_Record list_.
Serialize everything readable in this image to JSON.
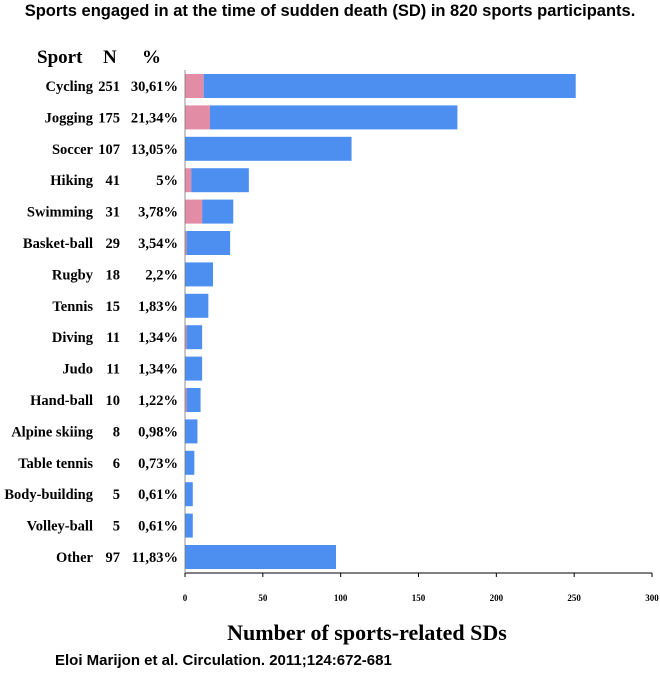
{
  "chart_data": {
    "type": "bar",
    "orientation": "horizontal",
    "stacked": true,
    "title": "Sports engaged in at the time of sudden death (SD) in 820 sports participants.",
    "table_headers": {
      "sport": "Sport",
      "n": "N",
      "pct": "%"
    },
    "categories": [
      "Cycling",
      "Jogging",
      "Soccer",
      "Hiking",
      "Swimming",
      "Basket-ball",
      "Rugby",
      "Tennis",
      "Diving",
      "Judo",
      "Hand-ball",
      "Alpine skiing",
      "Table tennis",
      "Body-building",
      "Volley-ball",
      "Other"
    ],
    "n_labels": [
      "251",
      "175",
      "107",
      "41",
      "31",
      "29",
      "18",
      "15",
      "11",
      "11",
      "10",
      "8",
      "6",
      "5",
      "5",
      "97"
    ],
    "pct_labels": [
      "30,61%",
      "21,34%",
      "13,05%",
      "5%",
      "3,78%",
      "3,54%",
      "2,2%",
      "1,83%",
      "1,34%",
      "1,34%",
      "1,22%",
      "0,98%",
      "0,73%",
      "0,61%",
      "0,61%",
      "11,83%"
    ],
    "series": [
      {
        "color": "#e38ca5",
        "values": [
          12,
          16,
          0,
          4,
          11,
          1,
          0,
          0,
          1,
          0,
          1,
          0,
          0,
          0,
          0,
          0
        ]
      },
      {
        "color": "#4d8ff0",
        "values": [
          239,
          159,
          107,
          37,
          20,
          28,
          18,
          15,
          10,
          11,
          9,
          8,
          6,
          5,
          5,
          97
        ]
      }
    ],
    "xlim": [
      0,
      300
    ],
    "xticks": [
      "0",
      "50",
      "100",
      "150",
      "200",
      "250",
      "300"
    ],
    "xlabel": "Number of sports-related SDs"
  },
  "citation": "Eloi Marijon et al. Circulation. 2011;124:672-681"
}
...
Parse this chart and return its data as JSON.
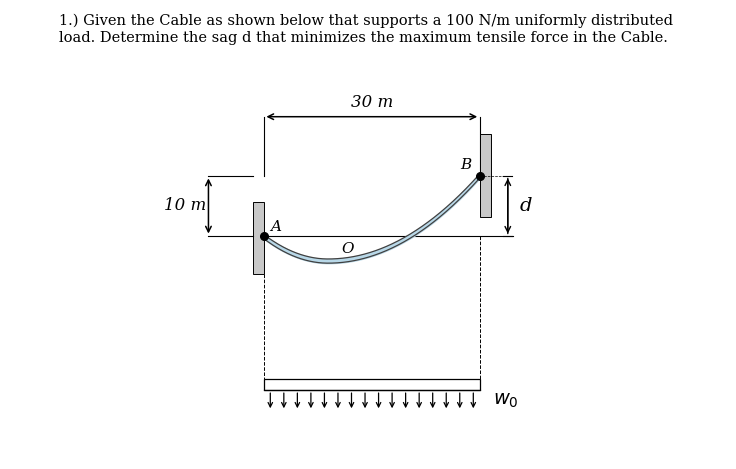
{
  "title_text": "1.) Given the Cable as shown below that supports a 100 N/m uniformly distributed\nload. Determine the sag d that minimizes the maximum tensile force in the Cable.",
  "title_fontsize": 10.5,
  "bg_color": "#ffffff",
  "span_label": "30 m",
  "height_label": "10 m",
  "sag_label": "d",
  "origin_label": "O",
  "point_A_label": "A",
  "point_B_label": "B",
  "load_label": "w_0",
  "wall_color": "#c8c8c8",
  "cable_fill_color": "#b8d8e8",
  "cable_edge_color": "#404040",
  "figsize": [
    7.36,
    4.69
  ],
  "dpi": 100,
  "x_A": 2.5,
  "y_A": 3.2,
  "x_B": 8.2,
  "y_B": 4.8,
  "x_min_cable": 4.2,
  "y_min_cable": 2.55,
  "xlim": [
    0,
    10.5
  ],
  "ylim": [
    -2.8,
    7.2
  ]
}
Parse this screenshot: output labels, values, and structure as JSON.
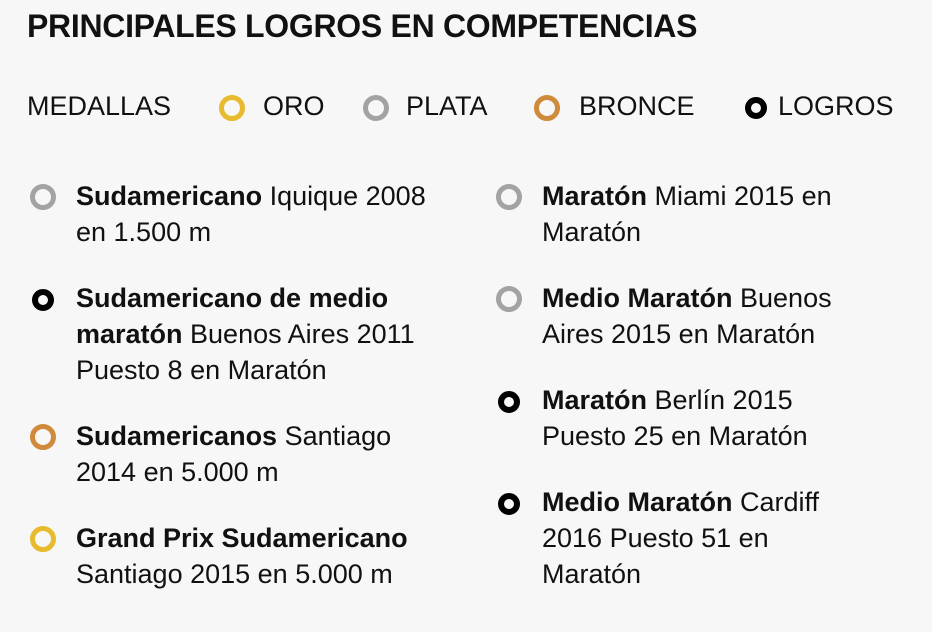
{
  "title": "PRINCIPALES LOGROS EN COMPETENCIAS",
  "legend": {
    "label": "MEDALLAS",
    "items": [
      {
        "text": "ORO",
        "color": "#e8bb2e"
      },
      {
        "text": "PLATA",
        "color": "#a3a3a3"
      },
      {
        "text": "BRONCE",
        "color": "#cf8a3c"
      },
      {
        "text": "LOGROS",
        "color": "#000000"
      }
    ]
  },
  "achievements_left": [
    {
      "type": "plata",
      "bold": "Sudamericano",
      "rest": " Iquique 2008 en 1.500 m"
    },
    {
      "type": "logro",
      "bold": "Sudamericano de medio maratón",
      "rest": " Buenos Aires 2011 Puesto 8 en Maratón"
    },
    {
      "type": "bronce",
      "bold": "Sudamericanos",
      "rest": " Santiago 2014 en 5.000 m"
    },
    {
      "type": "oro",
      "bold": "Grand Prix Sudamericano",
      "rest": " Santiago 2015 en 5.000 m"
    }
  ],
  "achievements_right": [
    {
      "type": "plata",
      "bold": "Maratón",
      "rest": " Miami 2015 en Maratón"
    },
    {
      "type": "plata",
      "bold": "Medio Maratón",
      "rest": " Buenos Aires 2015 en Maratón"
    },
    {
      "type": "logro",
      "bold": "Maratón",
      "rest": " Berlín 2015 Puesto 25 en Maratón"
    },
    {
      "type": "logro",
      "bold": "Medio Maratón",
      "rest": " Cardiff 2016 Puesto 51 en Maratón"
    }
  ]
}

_Given task_. Lines of the material that contain the word "Buenos" are to be gathered.

_Worked solution_.
      "rest": " Buenos Aires 2011 Puesto 8 en Maratón"
      "rest": " Buenos Aires 2015 en Maratón"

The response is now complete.